### Objective
Check every line of the data below for the string "SRMTID", and copy the ones that hold it.

— begin Material to process —

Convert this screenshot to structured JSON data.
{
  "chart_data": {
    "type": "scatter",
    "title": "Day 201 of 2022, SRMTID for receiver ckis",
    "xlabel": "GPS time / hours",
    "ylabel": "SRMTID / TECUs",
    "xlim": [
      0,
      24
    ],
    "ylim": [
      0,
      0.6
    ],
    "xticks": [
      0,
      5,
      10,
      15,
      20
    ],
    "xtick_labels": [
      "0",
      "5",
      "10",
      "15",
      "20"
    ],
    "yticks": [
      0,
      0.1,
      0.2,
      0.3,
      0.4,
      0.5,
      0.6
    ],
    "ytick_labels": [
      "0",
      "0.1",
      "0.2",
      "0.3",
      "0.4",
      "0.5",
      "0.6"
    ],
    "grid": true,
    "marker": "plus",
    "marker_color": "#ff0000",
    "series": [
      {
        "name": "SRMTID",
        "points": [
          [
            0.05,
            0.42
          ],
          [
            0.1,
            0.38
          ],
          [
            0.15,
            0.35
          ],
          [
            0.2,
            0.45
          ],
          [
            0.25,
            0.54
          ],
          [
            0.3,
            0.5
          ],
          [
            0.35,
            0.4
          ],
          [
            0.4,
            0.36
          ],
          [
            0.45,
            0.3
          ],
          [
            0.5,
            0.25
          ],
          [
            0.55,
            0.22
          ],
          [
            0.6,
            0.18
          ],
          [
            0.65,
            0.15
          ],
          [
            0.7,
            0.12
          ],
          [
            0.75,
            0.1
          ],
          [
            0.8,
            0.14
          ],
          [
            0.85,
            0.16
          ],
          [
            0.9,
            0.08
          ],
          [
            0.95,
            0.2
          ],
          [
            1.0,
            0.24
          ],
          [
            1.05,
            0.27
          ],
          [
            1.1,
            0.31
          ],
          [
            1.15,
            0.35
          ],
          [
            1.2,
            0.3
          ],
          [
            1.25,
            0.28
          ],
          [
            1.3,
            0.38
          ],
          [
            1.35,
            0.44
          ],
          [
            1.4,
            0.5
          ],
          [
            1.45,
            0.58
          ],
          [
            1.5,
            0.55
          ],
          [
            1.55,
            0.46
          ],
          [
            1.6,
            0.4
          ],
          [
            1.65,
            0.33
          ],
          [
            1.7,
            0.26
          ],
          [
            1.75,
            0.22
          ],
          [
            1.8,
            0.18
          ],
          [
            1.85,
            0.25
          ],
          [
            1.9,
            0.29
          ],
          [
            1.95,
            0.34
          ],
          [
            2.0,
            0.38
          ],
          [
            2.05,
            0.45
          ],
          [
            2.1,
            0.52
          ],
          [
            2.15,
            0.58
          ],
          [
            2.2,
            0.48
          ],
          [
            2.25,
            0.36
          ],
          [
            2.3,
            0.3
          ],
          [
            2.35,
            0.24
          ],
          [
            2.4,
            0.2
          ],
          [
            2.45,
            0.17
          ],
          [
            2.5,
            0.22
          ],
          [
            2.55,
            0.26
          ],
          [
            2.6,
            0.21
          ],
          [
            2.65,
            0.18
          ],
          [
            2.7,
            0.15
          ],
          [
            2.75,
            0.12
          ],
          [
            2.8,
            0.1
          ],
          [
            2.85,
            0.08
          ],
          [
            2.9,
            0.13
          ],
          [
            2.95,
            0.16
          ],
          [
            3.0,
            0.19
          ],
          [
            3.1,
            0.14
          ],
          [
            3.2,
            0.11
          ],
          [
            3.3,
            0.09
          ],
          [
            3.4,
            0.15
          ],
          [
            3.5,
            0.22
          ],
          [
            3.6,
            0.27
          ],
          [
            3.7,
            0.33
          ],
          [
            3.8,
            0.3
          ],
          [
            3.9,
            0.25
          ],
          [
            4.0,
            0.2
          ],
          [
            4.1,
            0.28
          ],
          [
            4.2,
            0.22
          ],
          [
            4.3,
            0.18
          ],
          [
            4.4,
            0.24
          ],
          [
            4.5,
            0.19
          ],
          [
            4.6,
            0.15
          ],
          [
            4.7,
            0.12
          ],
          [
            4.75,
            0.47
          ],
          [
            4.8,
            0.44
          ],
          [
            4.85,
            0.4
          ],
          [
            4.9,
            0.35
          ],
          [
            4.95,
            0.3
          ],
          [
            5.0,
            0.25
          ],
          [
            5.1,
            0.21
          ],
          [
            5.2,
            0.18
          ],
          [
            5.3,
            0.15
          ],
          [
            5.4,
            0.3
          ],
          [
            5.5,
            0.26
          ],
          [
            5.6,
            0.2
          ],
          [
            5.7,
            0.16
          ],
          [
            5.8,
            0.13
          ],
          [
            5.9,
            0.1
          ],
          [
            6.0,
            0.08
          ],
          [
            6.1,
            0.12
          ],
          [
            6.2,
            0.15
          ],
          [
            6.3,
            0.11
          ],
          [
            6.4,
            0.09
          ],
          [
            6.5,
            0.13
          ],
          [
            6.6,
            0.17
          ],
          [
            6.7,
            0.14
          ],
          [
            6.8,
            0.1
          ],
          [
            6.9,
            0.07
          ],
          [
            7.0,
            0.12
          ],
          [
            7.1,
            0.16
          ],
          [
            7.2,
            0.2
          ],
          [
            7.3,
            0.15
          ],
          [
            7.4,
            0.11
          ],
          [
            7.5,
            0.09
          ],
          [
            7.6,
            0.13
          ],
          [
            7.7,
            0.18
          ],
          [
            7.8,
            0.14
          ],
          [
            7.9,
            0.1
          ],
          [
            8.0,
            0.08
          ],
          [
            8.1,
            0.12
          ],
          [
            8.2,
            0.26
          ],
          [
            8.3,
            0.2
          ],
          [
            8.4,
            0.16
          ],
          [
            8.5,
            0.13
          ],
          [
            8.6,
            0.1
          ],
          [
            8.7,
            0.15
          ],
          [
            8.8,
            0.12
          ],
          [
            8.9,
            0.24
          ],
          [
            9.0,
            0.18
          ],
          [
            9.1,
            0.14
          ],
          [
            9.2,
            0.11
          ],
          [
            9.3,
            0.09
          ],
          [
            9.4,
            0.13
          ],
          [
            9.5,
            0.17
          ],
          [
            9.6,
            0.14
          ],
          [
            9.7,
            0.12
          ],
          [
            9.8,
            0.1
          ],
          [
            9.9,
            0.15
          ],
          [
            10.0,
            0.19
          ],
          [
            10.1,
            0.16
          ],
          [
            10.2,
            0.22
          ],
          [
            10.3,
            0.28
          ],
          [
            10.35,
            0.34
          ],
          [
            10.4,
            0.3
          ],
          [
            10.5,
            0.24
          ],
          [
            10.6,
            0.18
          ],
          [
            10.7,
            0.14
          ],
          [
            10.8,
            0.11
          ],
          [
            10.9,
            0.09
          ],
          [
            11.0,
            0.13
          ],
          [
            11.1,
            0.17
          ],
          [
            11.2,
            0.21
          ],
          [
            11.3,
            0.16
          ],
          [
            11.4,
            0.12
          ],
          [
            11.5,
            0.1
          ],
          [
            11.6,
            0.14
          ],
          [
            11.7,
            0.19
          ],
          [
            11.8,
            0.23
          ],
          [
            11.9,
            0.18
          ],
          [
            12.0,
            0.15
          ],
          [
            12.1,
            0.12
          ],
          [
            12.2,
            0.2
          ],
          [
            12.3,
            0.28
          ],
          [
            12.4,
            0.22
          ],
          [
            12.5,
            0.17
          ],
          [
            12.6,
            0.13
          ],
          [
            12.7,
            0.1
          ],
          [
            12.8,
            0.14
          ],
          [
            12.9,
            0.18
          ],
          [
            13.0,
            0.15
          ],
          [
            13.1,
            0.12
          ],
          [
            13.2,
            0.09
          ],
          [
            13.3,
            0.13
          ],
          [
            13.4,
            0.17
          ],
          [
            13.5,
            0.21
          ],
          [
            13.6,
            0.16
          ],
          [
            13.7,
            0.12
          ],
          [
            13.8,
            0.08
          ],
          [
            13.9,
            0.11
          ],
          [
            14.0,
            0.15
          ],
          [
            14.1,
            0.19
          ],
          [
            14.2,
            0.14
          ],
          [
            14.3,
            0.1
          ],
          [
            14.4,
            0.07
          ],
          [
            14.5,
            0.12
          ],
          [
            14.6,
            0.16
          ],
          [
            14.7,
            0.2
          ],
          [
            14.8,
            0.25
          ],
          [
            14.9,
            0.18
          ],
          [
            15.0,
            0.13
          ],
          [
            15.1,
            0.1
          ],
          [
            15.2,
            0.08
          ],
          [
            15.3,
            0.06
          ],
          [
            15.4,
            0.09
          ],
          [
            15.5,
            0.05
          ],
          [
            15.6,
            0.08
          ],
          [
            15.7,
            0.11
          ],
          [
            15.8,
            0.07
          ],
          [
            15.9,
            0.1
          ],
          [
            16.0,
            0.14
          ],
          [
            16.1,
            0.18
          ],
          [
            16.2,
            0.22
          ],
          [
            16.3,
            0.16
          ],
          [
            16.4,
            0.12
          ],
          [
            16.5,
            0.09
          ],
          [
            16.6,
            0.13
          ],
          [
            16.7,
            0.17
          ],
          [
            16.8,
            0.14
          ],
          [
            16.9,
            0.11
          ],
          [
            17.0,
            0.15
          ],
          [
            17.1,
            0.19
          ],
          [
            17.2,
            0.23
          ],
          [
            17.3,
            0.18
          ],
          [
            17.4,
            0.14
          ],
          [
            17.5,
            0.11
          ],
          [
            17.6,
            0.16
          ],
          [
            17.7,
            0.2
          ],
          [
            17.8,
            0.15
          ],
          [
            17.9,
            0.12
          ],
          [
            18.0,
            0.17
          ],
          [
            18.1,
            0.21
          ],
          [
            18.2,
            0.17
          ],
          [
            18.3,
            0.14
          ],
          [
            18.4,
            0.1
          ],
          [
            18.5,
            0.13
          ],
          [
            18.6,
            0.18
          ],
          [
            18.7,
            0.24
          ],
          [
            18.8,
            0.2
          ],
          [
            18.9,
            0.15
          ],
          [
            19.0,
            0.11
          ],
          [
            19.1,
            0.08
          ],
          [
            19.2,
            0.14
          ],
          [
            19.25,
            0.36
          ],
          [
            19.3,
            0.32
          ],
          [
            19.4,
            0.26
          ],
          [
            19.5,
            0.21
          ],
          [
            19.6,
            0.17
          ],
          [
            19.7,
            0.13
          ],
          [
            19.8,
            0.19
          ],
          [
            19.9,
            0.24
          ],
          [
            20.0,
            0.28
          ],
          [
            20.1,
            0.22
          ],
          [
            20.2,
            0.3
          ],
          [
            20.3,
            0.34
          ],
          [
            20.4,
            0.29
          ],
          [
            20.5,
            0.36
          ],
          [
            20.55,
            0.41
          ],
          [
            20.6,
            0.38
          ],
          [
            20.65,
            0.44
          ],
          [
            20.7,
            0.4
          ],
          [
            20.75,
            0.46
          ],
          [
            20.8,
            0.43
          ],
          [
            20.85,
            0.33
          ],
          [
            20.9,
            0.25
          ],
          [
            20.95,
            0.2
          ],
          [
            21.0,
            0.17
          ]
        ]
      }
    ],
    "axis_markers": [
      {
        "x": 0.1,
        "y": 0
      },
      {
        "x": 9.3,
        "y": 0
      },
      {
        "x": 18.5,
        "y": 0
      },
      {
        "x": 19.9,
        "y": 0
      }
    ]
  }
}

— end Material to process —

### Output for this exercise
    "title": "Day 201 of 2022, SRMTID for receiver ckis",
    "ylabel": "SRMTID / TECUs",
        "name": "SRMTID",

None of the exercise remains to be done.